Quote all of the data that follows exactly as written, skipping the images.

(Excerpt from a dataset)
________________

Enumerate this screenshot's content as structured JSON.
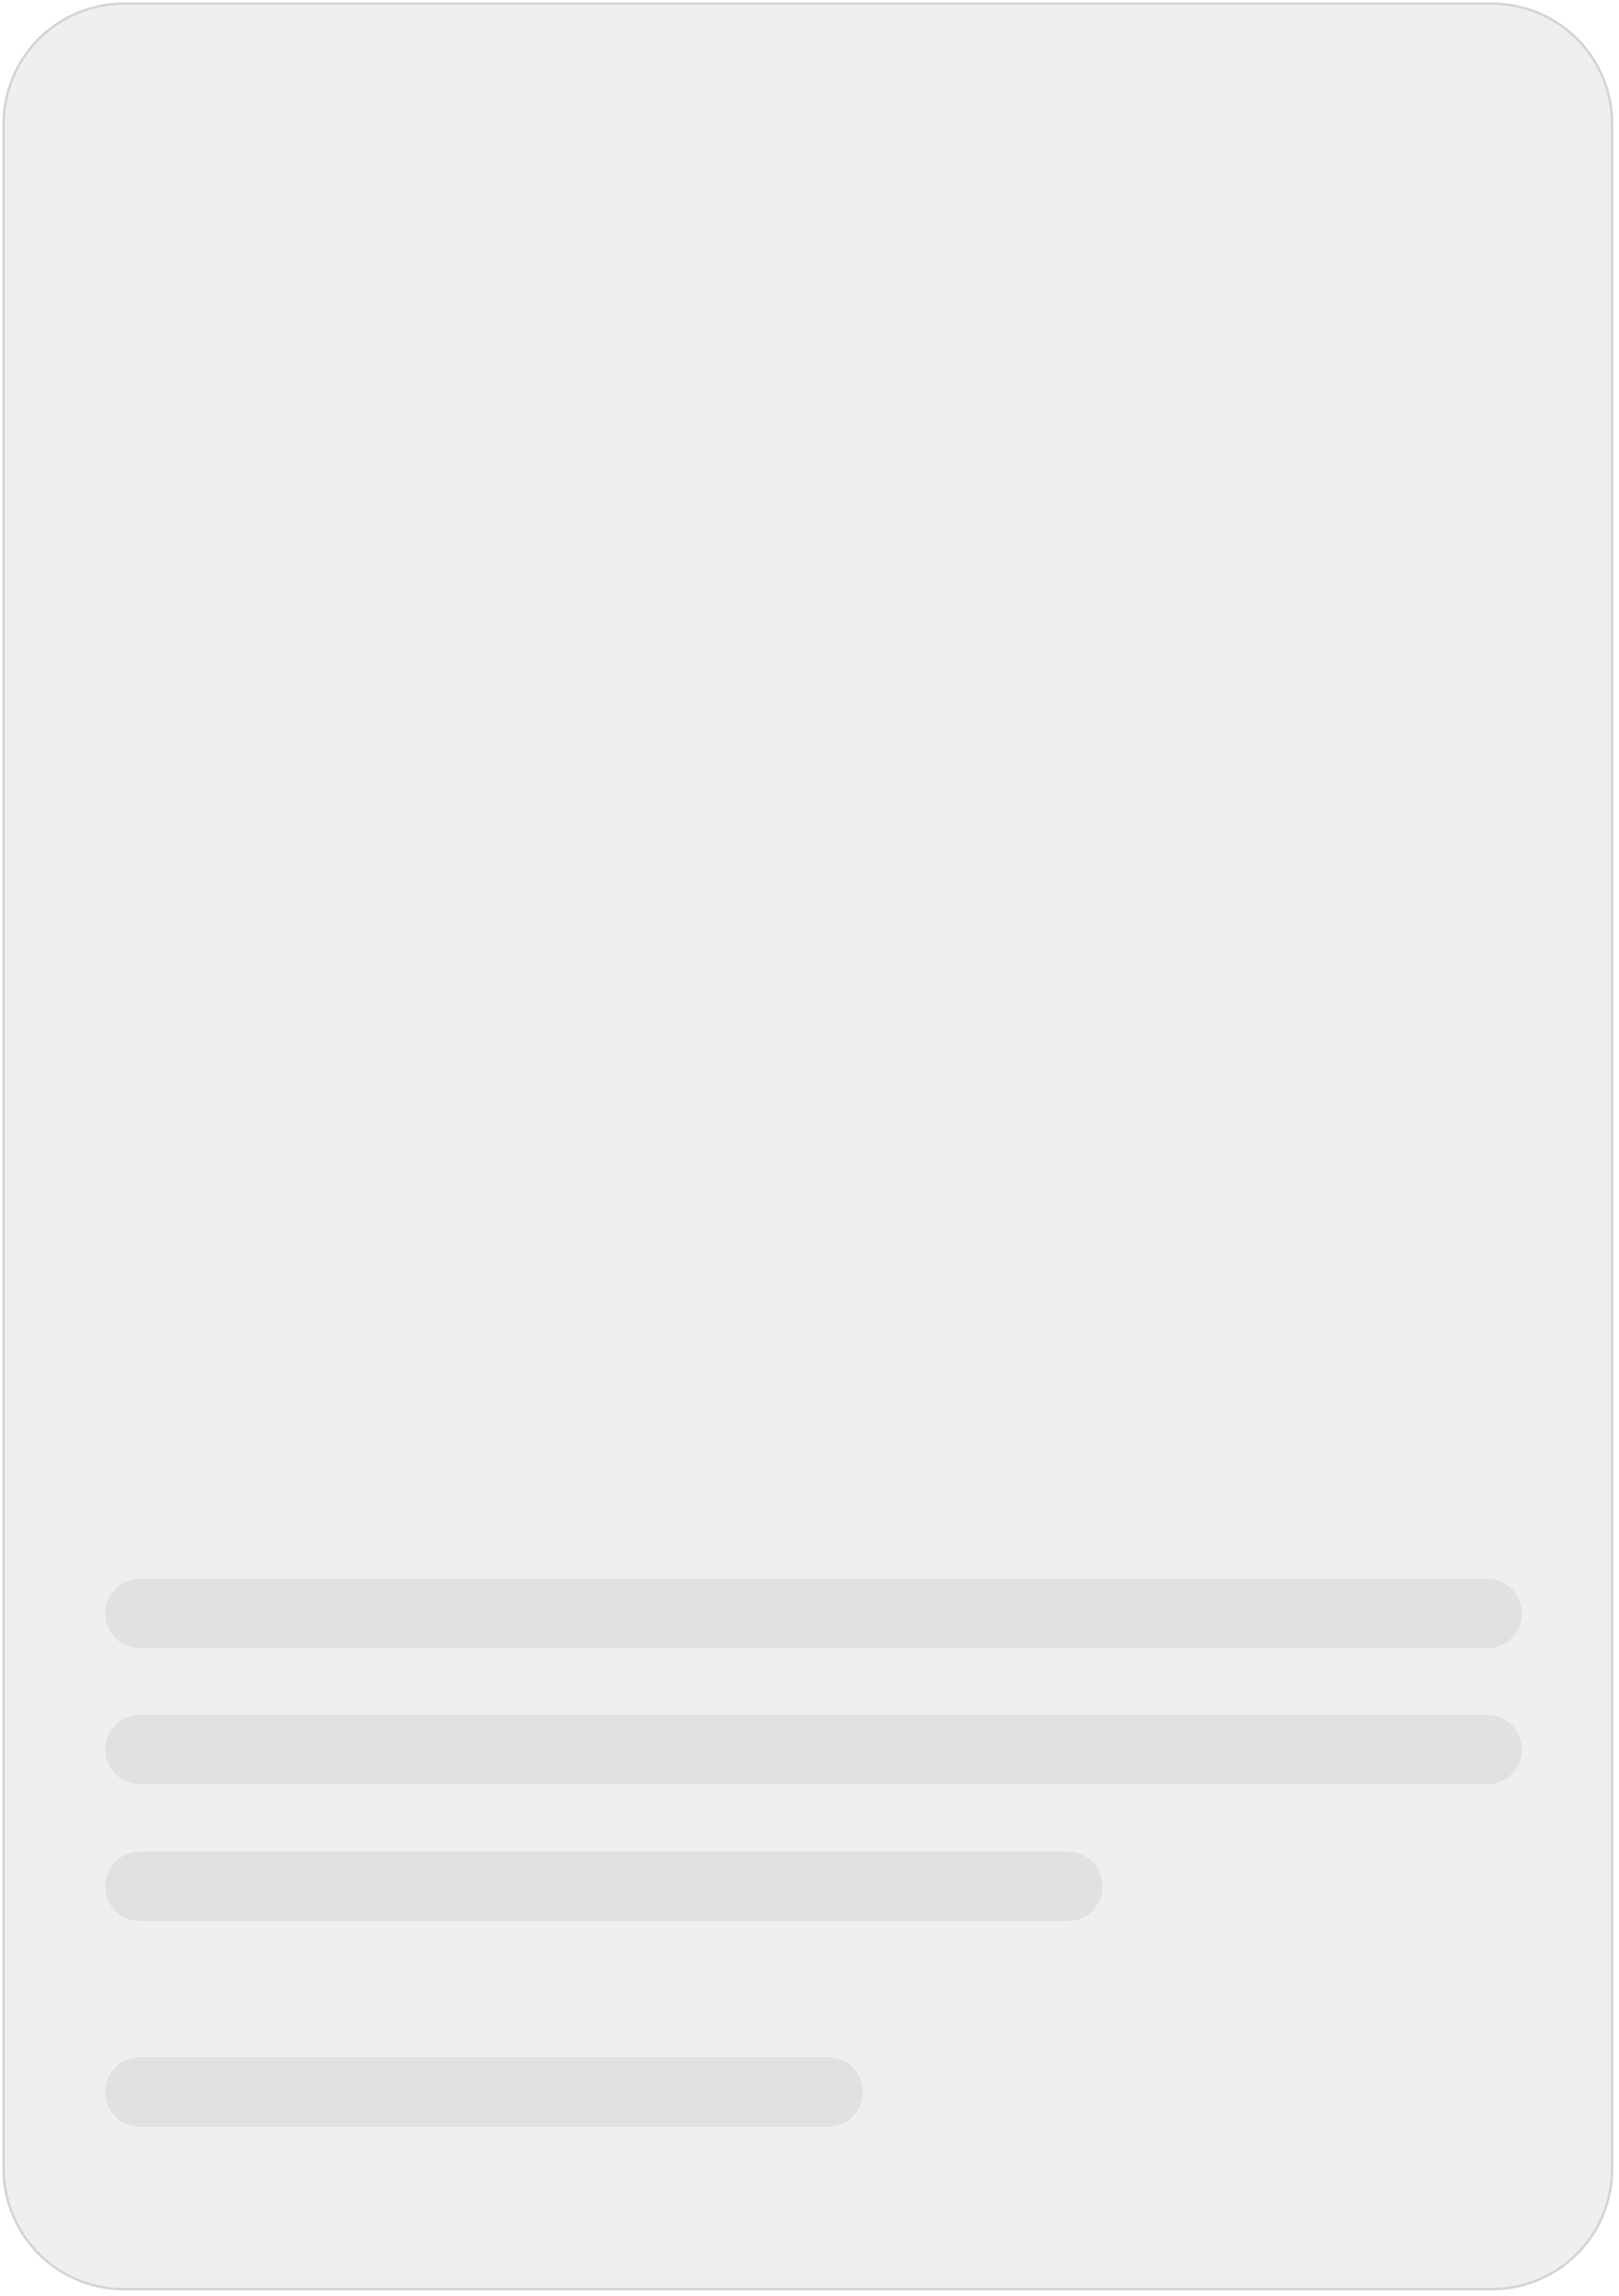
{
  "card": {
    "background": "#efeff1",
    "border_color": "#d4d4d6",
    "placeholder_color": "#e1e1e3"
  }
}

________________

### FINISHED EXERCISE:
Enumerate this screenshot's content as structured JSON.
{
  "card": {
    "background": "#efeff1",
    "border_color": "#d4d4d6",
    "placeholder_color": "#e1e1e3"
  }
}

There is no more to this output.